-- SHORT PROBLEM A --
Can you extract the lines of the records that run from their first line through the line containing "carga-federal-label: % Carga", both included, keeping each line exactly as it appears?

-- DOCUMENT EXCERPT --
● ● ● ● ●
Platt, I think very highly of you and the rest of the Squad.  Sometimes I 
find it sad what we have deteriorated to though. No, not We....what "I "have 
deteriorated to.

But I could be wrong,

Roger 

MY OLD POST:
 I think the efforts to define a moral compass or apply it to real world 
 solutions seems caught in the static truth trap. The problem with 
 solving the moral dilemma is that to define the dilemma we first 
 objectify it and build static models of it. We then apply some static 
 solution to a static problem.
 
 The MOQ approach is to continuously redefine and undefine the 
 problem. Approach it from a thousands directions and apply a 
 thousand and one solutions. Test these, retest. Redefine the 
 problem. Keep what works, throw out what doesn’t. Every once in a 
 while try out what already proved unsuccessful and see if the 
 problem has now given you new opportunities to try new twists on 
 the old. And tomorrow, as you wake, intuit whether value has been 
 maximized. You will find it hasn’t, so it is time to start anew.
● ● ● ● ●
-- SOURCE DATA --
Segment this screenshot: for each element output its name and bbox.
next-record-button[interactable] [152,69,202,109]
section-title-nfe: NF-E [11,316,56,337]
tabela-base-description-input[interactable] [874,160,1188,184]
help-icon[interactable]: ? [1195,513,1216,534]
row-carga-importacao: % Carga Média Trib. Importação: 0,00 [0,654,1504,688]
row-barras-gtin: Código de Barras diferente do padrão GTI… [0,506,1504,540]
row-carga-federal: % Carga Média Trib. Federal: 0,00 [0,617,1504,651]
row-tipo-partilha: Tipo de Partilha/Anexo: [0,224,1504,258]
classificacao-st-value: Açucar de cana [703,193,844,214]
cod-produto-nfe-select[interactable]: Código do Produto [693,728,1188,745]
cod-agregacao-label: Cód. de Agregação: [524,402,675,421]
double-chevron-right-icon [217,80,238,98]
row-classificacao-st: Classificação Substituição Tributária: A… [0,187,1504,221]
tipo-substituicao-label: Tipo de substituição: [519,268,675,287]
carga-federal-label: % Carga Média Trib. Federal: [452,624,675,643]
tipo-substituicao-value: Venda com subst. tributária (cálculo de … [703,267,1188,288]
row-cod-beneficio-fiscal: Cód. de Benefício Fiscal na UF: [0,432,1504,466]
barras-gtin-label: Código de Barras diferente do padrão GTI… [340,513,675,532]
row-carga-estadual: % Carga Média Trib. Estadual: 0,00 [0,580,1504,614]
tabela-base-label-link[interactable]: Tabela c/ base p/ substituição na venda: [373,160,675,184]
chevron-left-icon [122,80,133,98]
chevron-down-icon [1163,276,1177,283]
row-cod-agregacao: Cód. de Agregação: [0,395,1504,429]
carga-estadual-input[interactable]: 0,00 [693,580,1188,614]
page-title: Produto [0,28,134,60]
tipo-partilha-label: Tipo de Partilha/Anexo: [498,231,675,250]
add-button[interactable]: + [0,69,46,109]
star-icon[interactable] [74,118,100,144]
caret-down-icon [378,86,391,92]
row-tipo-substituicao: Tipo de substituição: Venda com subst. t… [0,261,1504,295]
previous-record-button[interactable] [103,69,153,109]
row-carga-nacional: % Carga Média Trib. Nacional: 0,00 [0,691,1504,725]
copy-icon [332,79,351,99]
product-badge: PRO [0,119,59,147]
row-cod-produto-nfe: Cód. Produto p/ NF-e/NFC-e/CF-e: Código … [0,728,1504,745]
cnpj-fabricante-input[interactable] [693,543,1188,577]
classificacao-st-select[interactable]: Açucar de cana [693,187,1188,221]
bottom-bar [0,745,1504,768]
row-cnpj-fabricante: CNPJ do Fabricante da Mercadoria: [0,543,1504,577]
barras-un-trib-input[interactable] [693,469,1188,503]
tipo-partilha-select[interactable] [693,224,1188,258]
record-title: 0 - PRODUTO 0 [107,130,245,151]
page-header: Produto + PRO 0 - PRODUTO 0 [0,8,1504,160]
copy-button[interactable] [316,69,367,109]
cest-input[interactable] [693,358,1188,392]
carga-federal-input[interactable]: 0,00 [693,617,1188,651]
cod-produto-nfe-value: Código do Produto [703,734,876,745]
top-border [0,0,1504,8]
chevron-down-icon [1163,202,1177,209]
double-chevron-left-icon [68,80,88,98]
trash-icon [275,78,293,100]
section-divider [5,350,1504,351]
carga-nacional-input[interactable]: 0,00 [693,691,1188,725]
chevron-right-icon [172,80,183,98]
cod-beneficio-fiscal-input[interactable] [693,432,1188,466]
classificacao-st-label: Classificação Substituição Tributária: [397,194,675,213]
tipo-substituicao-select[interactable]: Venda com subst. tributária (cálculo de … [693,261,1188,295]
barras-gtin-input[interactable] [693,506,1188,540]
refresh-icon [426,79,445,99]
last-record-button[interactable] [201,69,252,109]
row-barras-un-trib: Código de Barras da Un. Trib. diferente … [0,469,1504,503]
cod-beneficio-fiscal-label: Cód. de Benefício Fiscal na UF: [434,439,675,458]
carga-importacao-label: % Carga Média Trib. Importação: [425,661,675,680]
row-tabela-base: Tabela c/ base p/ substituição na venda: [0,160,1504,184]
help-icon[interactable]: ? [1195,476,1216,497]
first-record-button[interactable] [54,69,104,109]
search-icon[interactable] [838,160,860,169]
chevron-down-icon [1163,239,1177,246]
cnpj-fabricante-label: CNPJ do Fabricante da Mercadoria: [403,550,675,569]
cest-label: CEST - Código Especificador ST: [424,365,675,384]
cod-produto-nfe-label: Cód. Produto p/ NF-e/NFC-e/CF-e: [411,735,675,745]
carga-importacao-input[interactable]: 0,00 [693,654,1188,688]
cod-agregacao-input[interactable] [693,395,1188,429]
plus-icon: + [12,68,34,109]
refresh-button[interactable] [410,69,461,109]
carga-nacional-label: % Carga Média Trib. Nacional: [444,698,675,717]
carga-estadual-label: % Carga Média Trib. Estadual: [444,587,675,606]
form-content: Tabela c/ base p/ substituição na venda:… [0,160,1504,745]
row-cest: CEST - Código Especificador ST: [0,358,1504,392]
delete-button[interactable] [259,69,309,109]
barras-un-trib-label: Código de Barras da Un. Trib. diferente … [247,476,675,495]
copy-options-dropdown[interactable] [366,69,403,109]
● ● ● ● ●
-- SHORT PROBLEM B --
Could you copy the part of the post about the moral compass that opens with the words "Platt, I think" and closes with "deteriorated to.", word for word?

-- WRITTEN REPLY A --
Segment this screenshot: for each element output its name and bbox.
next-record-button[interactable] [152,69,202,109]
section-title-nfe: NF-E [11,316,56,337]
tabela-base-description-input[interactable] [874,160,1188,184]
help-icon[interactable]: ? [1195,513,1216,534]
row-carga-importacao: % Carga Média Trib. Importação: 0,00 [0,654,1504,688]
row-barras-gtin: Código de Barras diferente do padrão GTI… [0,506,1504,540]
row-carga-federal: % Carga Média Trib. Federal: 0,00 [0,617,1504,651]
row-tipo-partilha: Tipo de Partilha/Anexo: [0,224,1504,258]
classificacao-st-value: Açucar de cana [703,193,844,214]
cod-produto-nfe-select[interactable]: Código do Produto [693,728,1188,745]
cod-agregacao-label: Cód. de Agregação: [524,402,675,421]
double-chevron-right-icon [217,80,238,98]
row-classificacao-st: Classificação Substituição Tributária: A… [0,187,1504,221]
tipo-substituicao-label: Tipo de substituição: [519,268,675,287]
carga-federal-label: % Carga Média Trib. Federal: [452,624,675,643]

-- WRITTEN REPLY B --
Platt, I think very highly of you and the rest of the Squad.  Sometimes I 
find it sad what we have deteriorated to though. No, not We....what "I "have 
deteriorated to.